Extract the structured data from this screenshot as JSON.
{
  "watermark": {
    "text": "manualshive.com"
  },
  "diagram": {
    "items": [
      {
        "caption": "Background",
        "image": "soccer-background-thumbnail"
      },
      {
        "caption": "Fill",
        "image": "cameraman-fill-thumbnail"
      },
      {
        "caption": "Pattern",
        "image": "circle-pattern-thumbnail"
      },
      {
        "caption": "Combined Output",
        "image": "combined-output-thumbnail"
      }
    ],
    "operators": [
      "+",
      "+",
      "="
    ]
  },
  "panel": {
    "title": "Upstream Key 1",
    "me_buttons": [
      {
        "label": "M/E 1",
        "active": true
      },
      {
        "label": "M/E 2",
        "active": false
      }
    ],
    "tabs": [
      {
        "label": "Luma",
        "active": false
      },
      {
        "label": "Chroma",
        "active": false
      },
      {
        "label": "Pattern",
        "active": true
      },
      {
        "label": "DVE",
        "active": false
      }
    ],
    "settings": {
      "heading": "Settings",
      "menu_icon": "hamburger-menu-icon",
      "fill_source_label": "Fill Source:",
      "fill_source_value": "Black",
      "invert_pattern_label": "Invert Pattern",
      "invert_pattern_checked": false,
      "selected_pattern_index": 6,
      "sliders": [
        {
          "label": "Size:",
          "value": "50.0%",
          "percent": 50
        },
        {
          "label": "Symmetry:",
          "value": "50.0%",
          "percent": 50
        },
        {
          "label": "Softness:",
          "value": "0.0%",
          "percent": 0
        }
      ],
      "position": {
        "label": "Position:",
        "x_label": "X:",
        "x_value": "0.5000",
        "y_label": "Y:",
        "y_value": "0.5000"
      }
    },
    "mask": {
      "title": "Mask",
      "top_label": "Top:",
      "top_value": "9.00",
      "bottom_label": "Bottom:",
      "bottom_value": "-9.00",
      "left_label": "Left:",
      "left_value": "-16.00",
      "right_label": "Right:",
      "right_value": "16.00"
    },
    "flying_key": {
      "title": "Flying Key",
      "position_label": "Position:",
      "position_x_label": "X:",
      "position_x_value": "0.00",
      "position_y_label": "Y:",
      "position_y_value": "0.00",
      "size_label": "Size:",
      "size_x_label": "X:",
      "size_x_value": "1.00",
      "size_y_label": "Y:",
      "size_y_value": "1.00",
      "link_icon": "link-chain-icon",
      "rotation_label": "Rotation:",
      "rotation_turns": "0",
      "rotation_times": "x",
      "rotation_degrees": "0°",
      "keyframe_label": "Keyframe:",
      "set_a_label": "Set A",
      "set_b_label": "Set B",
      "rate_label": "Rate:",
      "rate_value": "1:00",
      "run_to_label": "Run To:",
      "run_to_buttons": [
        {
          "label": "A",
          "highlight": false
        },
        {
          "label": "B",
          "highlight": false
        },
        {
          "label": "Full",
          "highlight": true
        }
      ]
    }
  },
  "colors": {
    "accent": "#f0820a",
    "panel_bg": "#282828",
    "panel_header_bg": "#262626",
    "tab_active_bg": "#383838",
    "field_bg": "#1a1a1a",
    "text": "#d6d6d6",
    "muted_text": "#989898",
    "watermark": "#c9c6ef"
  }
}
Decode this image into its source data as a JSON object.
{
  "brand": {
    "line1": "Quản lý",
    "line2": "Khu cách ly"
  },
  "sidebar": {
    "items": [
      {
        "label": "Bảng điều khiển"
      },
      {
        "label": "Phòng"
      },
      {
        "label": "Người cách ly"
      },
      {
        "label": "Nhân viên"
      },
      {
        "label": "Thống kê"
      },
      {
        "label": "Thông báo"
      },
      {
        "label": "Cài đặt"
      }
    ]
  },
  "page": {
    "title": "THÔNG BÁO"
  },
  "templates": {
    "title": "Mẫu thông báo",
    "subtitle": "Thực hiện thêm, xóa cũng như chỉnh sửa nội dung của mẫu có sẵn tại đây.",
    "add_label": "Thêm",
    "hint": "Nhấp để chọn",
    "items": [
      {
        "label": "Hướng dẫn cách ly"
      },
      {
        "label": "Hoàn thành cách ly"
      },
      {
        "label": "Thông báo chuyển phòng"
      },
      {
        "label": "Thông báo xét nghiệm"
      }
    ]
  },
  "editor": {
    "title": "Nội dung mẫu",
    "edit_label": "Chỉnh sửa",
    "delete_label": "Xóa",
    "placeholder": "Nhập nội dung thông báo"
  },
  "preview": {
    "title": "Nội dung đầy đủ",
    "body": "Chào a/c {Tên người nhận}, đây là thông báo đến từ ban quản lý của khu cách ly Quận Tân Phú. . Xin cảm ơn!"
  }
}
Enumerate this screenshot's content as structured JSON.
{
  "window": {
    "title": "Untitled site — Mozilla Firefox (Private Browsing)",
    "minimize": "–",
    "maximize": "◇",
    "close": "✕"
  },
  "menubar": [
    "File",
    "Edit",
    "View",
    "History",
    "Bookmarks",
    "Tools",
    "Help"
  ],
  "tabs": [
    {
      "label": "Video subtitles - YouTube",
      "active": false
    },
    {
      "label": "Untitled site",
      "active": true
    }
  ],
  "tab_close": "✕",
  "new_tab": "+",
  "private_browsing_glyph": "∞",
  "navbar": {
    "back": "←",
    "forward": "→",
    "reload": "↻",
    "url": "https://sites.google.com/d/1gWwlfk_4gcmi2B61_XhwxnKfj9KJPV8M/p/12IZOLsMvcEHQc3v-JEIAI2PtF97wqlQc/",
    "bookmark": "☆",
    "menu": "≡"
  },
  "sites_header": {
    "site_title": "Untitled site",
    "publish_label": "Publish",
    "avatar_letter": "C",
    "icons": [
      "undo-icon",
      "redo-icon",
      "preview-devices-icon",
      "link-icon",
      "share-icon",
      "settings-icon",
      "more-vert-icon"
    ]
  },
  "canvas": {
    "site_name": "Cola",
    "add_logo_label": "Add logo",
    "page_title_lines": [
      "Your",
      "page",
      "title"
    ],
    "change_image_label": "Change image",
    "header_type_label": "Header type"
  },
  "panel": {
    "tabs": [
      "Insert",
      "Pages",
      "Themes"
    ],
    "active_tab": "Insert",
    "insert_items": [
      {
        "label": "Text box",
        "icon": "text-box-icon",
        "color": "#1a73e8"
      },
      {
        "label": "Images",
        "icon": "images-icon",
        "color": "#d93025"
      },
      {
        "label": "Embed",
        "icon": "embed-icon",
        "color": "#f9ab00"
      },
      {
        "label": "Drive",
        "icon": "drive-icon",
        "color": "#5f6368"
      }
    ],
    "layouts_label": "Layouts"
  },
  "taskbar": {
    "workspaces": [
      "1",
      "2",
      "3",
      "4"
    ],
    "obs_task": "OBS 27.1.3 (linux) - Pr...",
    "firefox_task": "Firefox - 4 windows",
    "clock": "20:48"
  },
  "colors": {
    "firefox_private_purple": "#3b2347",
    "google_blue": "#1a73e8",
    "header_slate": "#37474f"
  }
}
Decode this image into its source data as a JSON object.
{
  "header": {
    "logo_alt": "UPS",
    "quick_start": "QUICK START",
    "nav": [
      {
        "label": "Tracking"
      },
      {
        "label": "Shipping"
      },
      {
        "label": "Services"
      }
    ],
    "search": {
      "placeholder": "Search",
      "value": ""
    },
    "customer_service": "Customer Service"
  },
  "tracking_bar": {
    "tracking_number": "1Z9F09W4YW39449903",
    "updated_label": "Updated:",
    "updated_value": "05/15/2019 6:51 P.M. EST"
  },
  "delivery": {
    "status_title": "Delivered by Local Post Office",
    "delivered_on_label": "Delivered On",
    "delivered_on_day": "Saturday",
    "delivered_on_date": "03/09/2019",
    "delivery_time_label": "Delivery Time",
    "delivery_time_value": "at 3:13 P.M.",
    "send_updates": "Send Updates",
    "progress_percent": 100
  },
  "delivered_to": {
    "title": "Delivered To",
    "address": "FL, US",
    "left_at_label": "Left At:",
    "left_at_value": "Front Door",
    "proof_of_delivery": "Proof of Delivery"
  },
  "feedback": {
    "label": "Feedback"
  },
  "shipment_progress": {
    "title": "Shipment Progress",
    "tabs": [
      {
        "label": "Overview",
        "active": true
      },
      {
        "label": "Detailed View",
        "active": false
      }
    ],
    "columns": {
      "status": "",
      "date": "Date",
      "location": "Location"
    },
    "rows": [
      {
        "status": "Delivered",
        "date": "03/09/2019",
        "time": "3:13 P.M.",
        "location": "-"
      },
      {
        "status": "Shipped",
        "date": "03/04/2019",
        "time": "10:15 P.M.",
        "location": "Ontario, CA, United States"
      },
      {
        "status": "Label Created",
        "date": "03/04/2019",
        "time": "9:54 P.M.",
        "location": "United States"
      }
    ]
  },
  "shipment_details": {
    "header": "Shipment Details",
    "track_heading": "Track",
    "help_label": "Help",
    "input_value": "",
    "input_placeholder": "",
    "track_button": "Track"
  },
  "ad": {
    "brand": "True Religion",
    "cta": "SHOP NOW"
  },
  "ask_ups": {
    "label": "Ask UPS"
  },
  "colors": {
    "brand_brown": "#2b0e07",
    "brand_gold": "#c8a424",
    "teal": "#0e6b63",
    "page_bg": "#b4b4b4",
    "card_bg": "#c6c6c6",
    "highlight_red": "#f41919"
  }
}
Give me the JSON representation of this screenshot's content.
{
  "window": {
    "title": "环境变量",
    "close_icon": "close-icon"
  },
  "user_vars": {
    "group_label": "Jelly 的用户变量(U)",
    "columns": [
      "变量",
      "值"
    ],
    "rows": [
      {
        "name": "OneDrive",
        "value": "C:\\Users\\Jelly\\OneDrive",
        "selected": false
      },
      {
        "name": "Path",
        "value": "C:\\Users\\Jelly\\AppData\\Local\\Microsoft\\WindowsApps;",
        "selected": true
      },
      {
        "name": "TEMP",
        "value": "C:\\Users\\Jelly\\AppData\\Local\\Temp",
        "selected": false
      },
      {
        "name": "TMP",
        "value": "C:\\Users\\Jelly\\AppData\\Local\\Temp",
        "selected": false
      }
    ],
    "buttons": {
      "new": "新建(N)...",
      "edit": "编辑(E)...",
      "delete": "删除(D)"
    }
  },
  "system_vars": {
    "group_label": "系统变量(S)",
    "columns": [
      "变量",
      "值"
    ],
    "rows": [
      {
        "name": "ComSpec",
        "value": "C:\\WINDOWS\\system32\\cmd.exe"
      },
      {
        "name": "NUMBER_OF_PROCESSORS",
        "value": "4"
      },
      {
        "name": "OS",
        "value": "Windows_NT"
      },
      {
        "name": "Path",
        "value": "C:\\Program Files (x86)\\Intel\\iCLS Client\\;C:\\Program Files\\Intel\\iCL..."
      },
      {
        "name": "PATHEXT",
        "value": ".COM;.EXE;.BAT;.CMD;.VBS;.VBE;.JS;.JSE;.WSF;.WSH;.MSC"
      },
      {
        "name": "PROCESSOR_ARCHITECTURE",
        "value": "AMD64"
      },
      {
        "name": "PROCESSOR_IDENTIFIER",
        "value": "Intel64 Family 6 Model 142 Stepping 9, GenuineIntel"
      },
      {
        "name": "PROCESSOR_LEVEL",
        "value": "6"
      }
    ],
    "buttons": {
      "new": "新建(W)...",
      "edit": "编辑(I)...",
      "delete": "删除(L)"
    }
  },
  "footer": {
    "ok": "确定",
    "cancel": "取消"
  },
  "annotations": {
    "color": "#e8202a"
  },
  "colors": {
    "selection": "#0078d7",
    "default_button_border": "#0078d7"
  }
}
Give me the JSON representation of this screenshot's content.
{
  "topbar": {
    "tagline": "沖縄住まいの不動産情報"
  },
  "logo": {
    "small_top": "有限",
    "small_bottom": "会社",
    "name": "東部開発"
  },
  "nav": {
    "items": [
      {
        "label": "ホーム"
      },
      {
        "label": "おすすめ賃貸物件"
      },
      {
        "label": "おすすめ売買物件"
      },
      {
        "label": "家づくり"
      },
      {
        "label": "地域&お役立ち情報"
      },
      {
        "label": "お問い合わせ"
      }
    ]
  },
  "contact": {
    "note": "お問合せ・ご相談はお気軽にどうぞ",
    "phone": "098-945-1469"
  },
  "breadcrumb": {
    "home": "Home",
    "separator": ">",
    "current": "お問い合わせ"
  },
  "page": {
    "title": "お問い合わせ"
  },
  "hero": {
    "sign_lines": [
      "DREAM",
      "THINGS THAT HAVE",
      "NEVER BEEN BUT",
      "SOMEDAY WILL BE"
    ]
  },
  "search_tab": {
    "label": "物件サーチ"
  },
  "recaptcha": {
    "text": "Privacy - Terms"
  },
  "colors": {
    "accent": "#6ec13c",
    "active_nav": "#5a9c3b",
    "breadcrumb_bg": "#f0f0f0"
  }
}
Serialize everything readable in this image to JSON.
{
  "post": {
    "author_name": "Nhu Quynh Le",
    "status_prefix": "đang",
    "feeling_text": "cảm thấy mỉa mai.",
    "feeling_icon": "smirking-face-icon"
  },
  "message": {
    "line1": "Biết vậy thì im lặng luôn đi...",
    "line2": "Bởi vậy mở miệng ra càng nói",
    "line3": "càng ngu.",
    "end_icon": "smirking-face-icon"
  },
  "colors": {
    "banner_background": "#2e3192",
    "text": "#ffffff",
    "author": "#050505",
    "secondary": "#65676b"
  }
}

○ ○ ○

*Exercise task*. Determine how many lines of the listing above hold the word "States". Report that number without anything else.

*Expected answer*. 2